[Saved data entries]
— start —
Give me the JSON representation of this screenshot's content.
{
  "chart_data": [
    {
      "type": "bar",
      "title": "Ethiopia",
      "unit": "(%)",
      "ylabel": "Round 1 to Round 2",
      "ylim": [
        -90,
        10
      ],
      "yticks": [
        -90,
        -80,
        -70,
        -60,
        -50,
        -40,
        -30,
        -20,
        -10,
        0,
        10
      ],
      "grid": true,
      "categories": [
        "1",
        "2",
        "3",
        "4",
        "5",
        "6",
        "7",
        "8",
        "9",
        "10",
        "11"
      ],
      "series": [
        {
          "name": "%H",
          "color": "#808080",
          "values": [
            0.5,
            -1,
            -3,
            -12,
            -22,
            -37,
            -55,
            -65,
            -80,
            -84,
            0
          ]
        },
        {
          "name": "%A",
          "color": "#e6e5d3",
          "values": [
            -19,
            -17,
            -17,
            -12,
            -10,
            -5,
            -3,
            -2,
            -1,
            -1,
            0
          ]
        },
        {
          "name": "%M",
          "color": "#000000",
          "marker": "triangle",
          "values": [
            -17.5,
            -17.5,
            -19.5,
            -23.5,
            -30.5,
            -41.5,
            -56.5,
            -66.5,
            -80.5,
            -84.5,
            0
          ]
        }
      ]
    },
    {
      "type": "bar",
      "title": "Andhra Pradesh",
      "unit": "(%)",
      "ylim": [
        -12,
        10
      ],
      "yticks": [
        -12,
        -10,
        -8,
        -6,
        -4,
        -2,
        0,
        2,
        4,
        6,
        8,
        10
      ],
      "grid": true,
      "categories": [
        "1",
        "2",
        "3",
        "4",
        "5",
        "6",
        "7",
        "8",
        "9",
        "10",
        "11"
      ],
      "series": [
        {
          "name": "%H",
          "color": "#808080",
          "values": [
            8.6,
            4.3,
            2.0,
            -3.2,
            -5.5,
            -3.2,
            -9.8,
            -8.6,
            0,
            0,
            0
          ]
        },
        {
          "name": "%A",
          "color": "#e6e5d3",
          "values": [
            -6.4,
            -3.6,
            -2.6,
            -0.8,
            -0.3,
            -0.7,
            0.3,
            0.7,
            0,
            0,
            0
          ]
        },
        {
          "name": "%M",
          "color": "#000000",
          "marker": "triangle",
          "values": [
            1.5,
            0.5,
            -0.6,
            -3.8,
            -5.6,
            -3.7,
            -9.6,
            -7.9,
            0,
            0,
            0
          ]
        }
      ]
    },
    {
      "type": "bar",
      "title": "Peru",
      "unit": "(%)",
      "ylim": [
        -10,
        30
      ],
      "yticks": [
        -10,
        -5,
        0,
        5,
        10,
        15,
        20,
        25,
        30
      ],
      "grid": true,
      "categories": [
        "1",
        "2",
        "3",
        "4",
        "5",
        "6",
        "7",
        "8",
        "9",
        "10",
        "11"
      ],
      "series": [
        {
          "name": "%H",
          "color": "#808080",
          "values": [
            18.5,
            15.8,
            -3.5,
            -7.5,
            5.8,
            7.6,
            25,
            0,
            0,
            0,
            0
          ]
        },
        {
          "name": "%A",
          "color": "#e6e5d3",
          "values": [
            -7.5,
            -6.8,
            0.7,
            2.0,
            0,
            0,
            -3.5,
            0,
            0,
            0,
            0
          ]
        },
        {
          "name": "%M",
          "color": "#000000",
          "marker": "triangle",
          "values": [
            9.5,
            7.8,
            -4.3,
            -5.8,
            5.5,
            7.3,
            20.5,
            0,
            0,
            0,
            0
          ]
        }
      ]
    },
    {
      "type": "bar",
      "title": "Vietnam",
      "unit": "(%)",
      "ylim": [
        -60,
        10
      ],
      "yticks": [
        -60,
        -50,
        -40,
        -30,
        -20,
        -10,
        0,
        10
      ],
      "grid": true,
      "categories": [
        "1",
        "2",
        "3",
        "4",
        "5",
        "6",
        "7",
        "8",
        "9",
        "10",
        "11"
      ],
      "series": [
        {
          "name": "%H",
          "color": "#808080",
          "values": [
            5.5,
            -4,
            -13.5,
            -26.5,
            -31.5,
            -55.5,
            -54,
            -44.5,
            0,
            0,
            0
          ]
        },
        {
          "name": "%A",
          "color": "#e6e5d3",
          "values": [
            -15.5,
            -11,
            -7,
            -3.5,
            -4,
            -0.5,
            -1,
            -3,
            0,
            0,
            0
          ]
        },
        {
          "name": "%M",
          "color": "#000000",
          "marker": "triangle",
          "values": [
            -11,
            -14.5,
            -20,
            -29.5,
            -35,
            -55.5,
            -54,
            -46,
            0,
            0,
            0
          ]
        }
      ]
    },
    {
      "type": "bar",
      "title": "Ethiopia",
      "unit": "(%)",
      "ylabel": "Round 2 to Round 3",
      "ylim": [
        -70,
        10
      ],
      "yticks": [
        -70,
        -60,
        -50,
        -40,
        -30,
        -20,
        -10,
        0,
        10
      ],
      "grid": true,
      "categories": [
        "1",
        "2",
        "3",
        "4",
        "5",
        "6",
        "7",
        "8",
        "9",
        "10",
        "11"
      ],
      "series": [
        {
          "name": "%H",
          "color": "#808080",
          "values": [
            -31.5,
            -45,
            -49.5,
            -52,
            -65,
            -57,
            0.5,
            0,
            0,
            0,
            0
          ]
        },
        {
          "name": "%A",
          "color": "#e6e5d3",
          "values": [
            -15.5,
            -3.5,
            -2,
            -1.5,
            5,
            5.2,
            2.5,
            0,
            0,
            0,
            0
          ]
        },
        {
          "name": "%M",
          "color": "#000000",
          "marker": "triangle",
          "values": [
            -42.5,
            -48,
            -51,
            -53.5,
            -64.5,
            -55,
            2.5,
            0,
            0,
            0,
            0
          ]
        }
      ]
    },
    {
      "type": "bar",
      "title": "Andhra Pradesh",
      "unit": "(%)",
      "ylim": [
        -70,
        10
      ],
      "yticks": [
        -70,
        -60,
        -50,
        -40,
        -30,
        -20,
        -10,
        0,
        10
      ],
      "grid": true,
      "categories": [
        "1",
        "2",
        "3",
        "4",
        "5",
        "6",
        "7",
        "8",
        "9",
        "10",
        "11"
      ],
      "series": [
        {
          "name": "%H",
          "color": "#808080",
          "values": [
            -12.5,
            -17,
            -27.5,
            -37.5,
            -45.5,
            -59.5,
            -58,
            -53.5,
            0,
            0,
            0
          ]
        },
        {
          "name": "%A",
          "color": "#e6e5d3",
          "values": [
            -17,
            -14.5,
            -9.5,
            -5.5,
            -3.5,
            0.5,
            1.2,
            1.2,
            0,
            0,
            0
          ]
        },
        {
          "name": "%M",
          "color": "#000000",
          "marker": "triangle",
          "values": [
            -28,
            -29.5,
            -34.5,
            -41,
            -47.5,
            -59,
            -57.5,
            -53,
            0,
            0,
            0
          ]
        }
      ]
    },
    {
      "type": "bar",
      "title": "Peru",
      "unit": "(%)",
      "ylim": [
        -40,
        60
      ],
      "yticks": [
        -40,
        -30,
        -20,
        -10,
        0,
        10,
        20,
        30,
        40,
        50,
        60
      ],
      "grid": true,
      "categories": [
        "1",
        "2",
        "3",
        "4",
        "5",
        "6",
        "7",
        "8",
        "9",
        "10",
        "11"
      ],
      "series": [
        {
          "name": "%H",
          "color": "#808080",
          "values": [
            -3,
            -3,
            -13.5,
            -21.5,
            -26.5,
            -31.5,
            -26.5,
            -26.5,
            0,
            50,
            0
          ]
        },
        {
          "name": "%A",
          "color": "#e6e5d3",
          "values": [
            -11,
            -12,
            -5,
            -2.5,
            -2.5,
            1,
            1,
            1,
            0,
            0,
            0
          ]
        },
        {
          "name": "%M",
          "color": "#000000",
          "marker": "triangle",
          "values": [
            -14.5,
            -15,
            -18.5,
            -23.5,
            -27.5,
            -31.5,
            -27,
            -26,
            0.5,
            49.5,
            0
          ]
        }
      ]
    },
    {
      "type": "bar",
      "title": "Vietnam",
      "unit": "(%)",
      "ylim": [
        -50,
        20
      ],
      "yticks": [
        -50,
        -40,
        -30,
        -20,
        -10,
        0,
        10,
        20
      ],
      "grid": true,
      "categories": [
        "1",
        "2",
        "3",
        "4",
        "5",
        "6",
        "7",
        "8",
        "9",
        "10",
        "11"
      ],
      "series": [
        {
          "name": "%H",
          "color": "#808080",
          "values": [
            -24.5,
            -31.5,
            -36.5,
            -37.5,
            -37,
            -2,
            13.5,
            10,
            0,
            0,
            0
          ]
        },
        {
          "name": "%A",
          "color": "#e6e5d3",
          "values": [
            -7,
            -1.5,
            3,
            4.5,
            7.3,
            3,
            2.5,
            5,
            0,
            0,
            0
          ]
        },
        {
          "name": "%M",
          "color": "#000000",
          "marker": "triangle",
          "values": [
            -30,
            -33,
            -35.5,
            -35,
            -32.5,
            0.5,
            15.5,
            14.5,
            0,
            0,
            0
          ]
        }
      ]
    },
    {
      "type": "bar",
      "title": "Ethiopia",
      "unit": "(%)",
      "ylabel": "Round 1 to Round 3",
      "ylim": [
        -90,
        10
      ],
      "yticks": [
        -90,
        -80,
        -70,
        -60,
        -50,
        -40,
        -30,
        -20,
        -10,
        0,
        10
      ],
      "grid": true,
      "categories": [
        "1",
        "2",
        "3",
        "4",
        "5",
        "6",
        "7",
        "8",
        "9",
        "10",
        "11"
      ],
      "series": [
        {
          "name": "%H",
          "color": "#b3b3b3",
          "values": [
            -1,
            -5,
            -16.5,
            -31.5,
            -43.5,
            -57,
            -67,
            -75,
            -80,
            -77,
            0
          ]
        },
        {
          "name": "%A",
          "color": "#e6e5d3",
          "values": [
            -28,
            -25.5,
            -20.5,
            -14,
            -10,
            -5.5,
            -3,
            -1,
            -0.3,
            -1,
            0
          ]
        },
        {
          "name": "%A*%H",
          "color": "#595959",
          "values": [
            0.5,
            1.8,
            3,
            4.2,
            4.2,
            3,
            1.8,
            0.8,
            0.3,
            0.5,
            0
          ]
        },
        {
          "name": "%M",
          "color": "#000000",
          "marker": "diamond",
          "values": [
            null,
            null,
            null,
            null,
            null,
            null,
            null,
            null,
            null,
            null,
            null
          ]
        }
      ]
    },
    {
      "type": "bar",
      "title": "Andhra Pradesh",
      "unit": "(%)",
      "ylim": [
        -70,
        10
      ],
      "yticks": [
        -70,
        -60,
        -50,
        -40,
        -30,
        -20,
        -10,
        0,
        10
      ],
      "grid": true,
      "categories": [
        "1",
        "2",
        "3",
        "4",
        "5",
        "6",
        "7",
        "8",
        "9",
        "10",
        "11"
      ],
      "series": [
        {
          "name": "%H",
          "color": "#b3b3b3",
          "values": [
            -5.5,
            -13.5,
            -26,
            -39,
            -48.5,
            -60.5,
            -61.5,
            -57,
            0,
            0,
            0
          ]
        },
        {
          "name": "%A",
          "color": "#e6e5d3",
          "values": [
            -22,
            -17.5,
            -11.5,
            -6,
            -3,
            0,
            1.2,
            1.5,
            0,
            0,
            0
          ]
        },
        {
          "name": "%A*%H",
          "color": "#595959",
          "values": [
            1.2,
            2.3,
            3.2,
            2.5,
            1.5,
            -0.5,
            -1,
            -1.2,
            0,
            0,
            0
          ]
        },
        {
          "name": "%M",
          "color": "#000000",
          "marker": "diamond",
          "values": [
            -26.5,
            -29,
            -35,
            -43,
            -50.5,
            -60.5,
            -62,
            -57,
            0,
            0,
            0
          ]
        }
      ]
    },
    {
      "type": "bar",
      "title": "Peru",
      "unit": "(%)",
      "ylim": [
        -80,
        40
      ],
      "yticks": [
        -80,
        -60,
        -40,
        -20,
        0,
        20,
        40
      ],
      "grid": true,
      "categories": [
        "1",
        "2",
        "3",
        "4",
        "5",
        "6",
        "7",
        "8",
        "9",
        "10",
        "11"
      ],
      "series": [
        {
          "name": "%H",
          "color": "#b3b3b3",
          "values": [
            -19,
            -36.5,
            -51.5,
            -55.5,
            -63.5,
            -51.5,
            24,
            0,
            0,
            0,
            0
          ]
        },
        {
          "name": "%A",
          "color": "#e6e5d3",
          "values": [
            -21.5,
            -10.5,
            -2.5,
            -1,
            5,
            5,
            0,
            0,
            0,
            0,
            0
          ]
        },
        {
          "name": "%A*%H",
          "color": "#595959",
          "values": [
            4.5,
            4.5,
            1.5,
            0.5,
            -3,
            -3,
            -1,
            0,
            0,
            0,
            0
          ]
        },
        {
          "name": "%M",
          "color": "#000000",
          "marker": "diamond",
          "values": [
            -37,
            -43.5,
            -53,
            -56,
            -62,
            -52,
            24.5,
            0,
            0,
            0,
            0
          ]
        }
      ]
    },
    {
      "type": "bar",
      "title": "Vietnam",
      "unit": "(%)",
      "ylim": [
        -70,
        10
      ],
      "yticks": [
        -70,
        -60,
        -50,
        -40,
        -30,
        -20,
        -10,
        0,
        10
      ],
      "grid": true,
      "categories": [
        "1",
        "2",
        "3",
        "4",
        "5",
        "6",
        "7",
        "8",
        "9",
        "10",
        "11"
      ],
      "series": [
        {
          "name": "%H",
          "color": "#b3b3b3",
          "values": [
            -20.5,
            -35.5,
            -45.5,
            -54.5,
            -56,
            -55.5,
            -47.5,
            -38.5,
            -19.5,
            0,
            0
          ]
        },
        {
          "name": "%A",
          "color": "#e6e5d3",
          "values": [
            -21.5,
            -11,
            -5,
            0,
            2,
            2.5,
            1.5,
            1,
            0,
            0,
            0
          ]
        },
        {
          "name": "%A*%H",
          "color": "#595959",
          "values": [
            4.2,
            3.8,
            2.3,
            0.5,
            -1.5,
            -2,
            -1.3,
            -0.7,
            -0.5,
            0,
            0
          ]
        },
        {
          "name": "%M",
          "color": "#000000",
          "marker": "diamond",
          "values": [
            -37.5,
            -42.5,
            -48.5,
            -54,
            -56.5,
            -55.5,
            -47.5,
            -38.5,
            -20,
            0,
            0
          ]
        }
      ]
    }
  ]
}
— end —
Stated goal: Look over the listing above. Pick out and copy every line that includes "Round".

Expected answer:
      "ylabel": "Round 1 to Round 2",
      "ylabel": "Round 2 to Round 3",
      "ylabel": "Round 1 to Round 3",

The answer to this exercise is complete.